→ **Problem details**
Omit the images. Copy each entry word for word.

→ **Dataset excerpts**
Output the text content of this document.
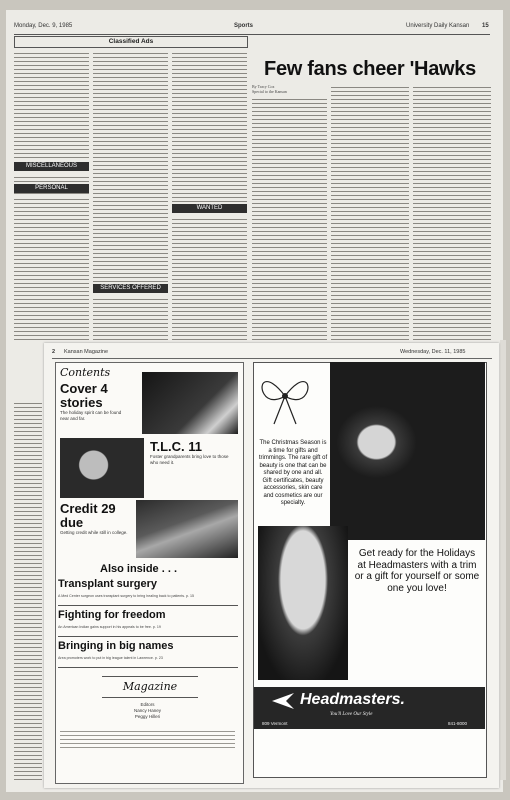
Monday, Dec. 9, 1985	Sports	University Daily Kansan 15
Classified Ads
MISCELLANEOUS
PERSONAL
SERVICES OFFERED
WANTED
Few fans cheer 'Hawks
By Tracy Cox
Special to the Kansan
2 Kansan Magazine	Wednesday, Dec. 11, 1985
Contents
Cover 4
stories
The holiday spirit can be found near and far.
T.L.C. 11
Foster grandparents bring love to those who need it.
Credit 29
due
Getting credit while still in college.
Also inside . . .
Transplant surgery
A Med Center surgeon uses transplant surgery to bring healing back to patients. p. 15
Fighting for freedom
An American Indian gains support in his appeals to be free. p. 19
Bringing in big names
Area promoters work to put in big league talent in Lawrence. p. 23
Magazine
Editors
Nancy Haney
Peggy Hilleri
The Christmas Season is a time for gifts and trimmings. The rare gift of beauty is one that can be shared by one and all. Gift certificates, beauty accessories, skin care and cosmetics are our specialty.
Get ready for the Holidays at Headmasters with a trim or a gift for yourself or some one you love!
Headmasters.
You'll Love Our Style
809 Vermont	841-8000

→ **Answer area**
Output the text content of this document.
Monday, Dec. 9, 1985	Sports	University Daily Kansan 15
Classified Ads
MISCELLANEOUS
PERSONAL
SERVICES OFFERED
WANTED
Few fans cheer 'Hawks
By Tracy Cox
Special to the Kansan
2 Kansan Magazine	Wednesday, Dec. 11, 1985
Contents
Cover 4
stories
The holiday spirit can be found near and far.
T.L.C. 11
Foster grandparents bring love to those who need it.
Credit 29
due
Getting credit while still in college.
Also inside . . .
Transplant surgery
A Med Center surgeon uses transplant surgery to bring healing back to patients. p. 15
Fighting for freedom
An American Indian gains support in his appeals to be free. p. 19
Bringing in big names
Area promoters work to put in big league talent in Lawrence. p. 23
Magazine
Editors
Nancy Haney
Peggy Hilleri
The Christmas Season is a time for gifts and trimmings. The rare gift of beauty is one that can be shared by one and all. Gift certificates, beauty accessories, skin care and cosmetics are our specialty.
Get ready for the Holidays at Headmasters with a trim or a gift for yourself or some one you love!
Headmasters.
You'll Love Our Style
809 Vermont	841-8000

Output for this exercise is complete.